» **Data for this exercise**:
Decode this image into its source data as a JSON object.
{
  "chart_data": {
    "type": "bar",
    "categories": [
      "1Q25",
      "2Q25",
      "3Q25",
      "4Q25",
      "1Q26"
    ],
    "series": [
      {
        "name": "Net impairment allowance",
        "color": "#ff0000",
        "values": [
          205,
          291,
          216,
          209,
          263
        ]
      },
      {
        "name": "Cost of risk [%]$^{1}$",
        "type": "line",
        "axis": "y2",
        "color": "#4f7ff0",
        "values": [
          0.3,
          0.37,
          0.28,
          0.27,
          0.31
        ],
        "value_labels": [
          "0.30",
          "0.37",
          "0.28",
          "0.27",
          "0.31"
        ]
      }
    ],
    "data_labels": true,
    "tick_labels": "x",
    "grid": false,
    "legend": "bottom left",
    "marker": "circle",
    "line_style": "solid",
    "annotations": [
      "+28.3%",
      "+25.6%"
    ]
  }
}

» **Directive**: Your task is to transcribe the listing above in full, exactly as given.

» **Answer**:
Decode this image into its source data as a JSON object.
{
  "chart_data": {
    "type": "bar",
    "categories": [
      "1Q25",
      "2Q25",
      "3Q25",
      "4Q25",
      "1Q26"
    ],
    "series": [
      {
        "name": "Net impairment allowance",
        "color": "#ff0000",
        "values": [
          205,
          291,
          216,
          209,
          263
        ]
      },
      {
        "name": "Cost of risk [%]$^{1}$",
        "type": "line",
        "axis": "y2",
        "color": "#4f7ff0",
        "values": [
          0.3,
          0.37,
          0.28,
          0.27,
          0.31
        ],
        "value_labels": [
          "0.30",
          "0.37",
          "0.28",
          "0.27",
          "0.31"
        ]
      }
    ],
    "data_labels": true,
    "tick_labels": "x",
    "grid": false,
    "legend": "bottom left",
    "marker": "circle",
    "line_style": "solid",
    "annotations": [
      "+28.3%",
      "+25.6%"
    ]
  }
}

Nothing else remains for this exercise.